TASK TO COMPLETE: Exactly reproduce each record listed below.

ITEMS:

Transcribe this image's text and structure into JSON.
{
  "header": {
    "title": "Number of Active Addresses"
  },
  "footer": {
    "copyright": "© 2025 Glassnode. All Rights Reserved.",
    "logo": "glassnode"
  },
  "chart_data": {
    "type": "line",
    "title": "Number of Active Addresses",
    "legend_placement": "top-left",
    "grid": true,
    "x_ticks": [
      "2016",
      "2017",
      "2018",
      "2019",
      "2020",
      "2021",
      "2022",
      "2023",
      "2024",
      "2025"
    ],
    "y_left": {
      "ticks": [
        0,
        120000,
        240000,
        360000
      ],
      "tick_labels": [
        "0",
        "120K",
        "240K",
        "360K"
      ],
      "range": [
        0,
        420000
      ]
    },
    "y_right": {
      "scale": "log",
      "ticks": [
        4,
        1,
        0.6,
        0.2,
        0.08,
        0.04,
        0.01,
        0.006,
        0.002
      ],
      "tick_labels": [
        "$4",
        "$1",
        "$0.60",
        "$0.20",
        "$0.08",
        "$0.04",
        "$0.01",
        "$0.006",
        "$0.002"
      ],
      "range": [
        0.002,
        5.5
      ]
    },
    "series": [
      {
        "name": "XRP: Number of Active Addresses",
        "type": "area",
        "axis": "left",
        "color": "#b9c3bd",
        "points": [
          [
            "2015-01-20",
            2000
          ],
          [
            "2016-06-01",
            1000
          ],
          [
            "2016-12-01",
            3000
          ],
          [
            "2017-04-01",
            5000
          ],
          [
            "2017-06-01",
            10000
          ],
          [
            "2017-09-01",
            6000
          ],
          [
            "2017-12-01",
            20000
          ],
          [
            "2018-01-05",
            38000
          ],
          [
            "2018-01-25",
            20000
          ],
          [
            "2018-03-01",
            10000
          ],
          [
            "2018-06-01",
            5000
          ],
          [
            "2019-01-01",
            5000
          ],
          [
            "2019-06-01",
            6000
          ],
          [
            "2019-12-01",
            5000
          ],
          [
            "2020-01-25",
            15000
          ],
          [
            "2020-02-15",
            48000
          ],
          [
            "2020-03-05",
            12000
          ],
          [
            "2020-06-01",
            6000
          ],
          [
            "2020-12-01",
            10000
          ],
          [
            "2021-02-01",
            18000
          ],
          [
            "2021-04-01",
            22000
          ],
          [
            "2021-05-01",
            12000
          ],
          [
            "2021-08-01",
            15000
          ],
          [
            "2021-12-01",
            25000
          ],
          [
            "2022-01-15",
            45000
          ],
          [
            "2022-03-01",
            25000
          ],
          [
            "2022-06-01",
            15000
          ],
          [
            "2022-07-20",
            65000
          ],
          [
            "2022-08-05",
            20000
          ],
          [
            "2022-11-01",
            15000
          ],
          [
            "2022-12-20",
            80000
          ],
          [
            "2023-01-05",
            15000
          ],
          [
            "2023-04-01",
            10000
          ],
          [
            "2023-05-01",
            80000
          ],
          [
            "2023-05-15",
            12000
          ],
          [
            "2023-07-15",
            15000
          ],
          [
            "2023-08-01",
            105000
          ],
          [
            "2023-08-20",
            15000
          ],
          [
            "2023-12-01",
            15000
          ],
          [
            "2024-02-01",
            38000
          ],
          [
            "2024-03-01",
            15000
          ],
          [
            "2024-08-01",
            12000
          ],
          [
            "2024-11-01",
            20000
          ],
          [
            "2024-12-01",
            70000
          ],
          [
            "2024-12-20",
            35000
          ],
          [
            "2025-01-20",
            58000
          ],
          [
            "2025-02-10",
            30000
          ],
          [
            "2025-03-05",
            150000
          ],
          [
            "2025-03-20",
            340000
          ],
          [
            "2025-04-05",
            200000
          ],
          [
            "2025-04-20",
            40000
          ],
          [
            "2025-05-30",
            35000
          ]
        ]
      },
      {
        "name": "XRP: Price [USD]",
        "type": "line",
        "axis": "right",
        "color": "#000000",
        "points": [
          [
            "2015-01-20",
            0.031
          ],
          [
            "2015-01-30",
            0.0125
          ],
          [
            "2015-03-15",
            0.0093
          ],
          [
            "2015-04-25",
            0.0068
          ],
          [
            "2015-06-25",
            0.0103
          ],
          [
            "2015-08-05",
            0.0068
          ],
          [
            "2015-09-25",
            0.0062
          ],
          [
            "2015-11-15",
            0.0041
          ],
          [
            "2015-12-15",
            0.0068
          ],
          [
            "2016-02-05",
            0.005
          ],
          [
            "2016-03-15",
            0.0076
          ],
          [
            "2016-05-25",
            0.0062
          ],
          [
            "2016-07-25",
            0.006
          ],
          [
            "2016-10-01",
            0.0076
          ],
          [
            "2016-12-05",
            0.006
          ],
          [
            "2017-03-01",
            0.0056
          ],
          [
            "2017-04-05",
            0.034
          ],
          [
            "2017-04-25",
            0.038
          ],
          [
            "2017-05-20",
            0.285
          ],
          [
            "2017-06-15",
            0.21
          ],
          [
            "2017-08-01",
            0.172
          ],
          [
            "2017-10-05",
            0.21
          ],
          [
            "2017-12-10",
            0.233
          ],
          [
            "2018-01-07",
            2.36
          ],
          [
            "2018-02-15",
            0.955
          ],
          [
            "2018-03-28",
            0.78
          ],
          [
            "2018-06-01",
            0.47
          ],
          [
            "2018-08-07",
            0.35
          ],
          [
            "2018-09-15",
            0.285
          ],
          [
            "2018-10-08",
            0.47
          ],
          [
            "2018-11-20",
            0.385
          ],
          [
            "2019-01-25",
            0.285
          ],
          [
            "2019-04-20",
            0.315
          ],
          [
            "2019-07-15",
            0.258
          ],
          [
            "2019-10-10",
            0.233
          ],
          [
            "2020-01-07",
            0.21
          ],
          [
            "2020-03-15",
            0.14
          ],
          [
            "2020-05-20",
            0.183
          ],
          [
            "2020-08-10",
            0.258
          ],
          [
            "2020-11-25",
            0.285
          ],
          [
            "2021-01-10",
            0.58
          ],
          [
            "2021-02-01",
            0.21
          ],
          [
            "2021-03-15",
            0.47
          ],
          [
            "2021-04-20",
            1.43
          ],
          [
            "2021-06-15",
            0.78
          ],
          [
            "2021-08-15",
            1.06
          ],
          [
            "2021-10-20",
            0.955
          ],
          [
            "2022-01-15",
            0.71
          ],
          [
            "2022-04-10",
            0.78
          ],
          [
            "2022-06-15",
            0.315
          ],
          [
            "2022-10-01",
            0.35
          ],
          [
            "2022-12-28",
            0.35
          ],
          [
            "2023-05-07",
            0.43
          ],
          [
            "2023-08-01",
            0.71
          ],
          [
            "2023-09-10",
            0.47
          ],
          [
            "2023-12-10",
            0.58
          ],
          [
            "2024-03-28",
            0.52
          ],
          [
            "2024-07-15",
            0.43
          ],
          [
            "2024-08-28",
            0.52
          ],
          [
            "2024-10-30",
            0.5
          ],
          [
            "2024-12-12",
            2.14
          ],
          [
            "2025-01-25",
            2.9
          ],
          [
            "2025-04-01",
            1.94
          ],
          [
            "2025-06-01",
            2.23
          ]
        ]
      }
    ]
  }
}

FINAL RESULT:
Transcribe this image's text and structure into JSON.
{
  "header": {
    "title": "Number of Active Addresses"
  },
  "footer": {
    "copyright": "© 2025 Glassnode. All Rights Reserved.",
    "logo": "glassnode"
  },
  "chart_data": {
    "type": "line",
    "title": "Number of Active Addresses",
    "legend_placement": "top-left",
    "grid": true,
    "x_ticks": [
      "2016",
      "2017",
      "2018",
      "2019",
      "2020",
      "2021",
      "2022",
      "2023",
      "2024",
      "2025"
    ],
    "y_left": {
      "ticks": [
        0,
        120000,
        240000,
        360000
      ],
      "tick_labels": [
        "0",
        "120K",
        "240K",
        "360K"
      ],
      "range": [
        0,
        420000
      ]
    },
    "y_right": {
      "scale": "log",
      "ticks": [
        4,
        1,
        0.6,
        0.2,
        0.08,
        0.04,
        0.01,
        0.006,
        0.002
      ],
      "tick_labels": [
        "$4",
        "$1",
        "$0.60",
        "$0.20",
        "$0.08",
        "$0.04",
        "$0.01",
        "$0.006",
        "$0.002"
      ],
      "range": [
        0.002,
        5.5
      ]
    },
    "series": [
      {
        "name": "XRP: Number of Active Addresses",
        "type": "area",
        "axis": "left",
        "color": "#b9c3bd",
        "points": [
          [
            "2015-01-20",
            2000
          ],
          [
            "2016-06-01",
            1000
          ],
          [
            "2016-12-01",
            3000
          ],
          [
            "2017-04-01",
            5000
          ],
          [
            "2017-06-01",
            10000
          ],
          [
            "2017-09-01",
            6000
          ],
          [
            "2017-12-01",
            20000
          ],
          [
            "2018-01-05",
            38000
          ],
          [
            "2018-01-25",
            20000
          ],
          [
            "2018-03-01",
            10000
          ],
          [
            "2018-06-01",
            5000
          ],
          [
            "2019-01-01",
            5000
          ],
          [
            "2019-06-01",
            6000
          ],
          [
            "2019-12-01",
            5000
          ],
          [
            "2020-01-25",
            15000
          ],
          [
            "2020-02-15",
            48000
          ],
          [
            "2020-03-05",
            12000
          ],
          [
            "2020-06-01",
            6000
          ],
          [
            "2020-12-01",
            10000
          ],
          [
            "2021-02-01",
            18000
          ],
          [
            "2021-04-01",
            22000
          ],
          [
            "2021-05-01",
            12000
          ],
          [
            "2021-08-01",
            15000
          ],
          [
            "2021-12-01",
            25000
          ],
          [
            "2022-01-15",
            45000
          ],
          [
            "2022-03-01",
            25000
          ],
          [
            "2022-06-01",
            15000
          ],
          [
            "2022-07-20",
            65000
          ],
          [
            "2022-08-05",
            20000
          ],
          [
            "2022-11-01",
            15000
          ],
          [
            "2022-12-20",
            80000
          ],
          [
            "2023-01-05",
            15000
          ],
          [
            "2023-04-01",
            10000
          ],
          [
            "2023-05-01",
            80000
          ],
          [
            "2023-05-15",
            12000
          ],
          [
            "2023-07-15",
            15000
          ],
          [
            "2023-08-01",
            105000
          ],
          [
            "2023-08-20",
            15000
          ],
          [
            "2023-12-01",
            15000
          ],
          [
            "2024-02-01",
            38000
          ],
          [
            "2024-03-01",
            15000
          ],
          [
            "2024-08-01",
            12000
          ],
          [
            "2024-11-01",
            20000
          ],
          [
            "2024-12-01",
            70000
          ],
          [
            "2024-12-20",
            35000
          ],
          [
            "2025-01-20",
            58000
          ],
          [
            "2025-02-10",
            30000
          ],
          [
            "2025-03-05",
            150000
          ],
          [
            "2025-03-20",
            340000
          ],
          [
            "2025-04-05",
            200000
          ],
          [
            "2025-04-20",
            40000
          ],
          [
            "2025-05-30",
            35000
          ]
        ]
      },
      {
        "name": "XRP: Price [USD]",
        "type": "line",
        "axis": "right",
        "color": "#000000",
        "points": [
          [
            "2015-01-20",
            0.031
          ],
          [
            "2015-01-30",
            0.0125
          ],
          [
            "2015-03-15",
            0.0093
          ],
          [
            "2015-04-25",
            0.0068
          ],
          [
            "2015-06-25",
            0.0103
          ],
          [
            "2015-08-05",
            0.0068
          ],
          [
            "2015-09-25",
            0.0062
          ],
          [
            "2015-11-15",
            0.0041
          ],
          [
            "2015-12-15",
            0.0068
          ],
          [
            "2016-02-05",
            0.005
          ],
          [
            "2016-03-15",
            0.0076
          ],
          [
            "2016-05-25",
            0.0062
          ],
          [
            "2016-07-25",
            0.006
          ],
          [
            "2016-10-01",
            0.0076
          ],
          [
            "2016-12-05",
            0.006
          ],
          [
            "2017-03-01",
            0.0056
          ],
          [
            "2017-04-05",
            0.034
          ],
          [
            "2017-04-25",
            0.038
          ],
          [
            "2017-05-20",
            0.285
          ],
          [
            "2017-06-15",
            0.21
          ],
          [
            "2017-08-01",
            0.172
          ],
          [
            "2017-10-05",
            0.21
          ],
          [
            "2017-12-10",
            0.233
          ],
          [
            "2018-01-07",
            2.36
          ],
          [
            "2018-02-15",
            0.955
          ],
          [
            "2018-03-28",
            0.78
          ],
          [
            "2018-06-01",
            0.47
          ],
          [
            "2018-08-07",
            0.35
          ],
          [
            "2018-09-15",
            0.285
          ],
          [
            "2018-10-08",
            0.47
          ],
          [
            "2018-11-20",
            0.385
          ],
          [
            "2019-01-25",
            0.285
          ],
          [
            "2019-04-20",
            0.315
          ],
          [
            "2019-07-15",
            0.258
          ],
          [
            "2019-10-10",
            0.233
          ],
          [
            "2020-01-07",
            0.21
          ],
          [
            "2020-03-15",
            0.14
          ],
          [
            "2020-05-20",
            0.183
          ],
          [
            "2020-08-10",
            0.258
          ],
          [
            "2020-11-25",
            0.285
          ],
          [
            "2021-01-10",
            0.58
          ],
          [
            "2021-02-01",
            0.21
          ],
          [
            "2021-03-15",
            0.47
          ],
          [
            "2021-04-20",
            1.43
          ],
          [
            "2021-06-15",
            0.78
          ],
          [
            "2021-08-15",
            1.06
          ],
          [
            "2021-10-20",
            0.955
          ],
          [
            "2022-01-15",
            0.71
          ],
          [
            "2022-04-10",
            0.78
          ],
          [
            "2022-06-15",
            0.315
          ],
          [
            "2022-10-01",
            0.35
          ],
          [
            "2022-12-28",
            0.35
          ],
          [
            "2023-05-07",
            0.43
          ],
          [
            "2023-08-01",
            0.71
          ],
          [
            "2023-09-10",
            0.47
          ],
          [
            "2023-12-10",
            0.58
          ],
          [
            "2024-03-28",
            0.52
          ],
          [
            "2024-07-15",
            0.43
          ],
          [
            "2024-08-28",
            0.52
          ],
          [
            "2024-10-30",
            0.5
          ],
          [
            "2024-12-12",
            2.14
          ],
          [
            "2025-01-25",
            2.9
          ],
          [
            "2025-04-01",
            1.94
          ],
          [
            "2025-06-01",
            2.23
          ]
        ]
      }
    ]
  }
}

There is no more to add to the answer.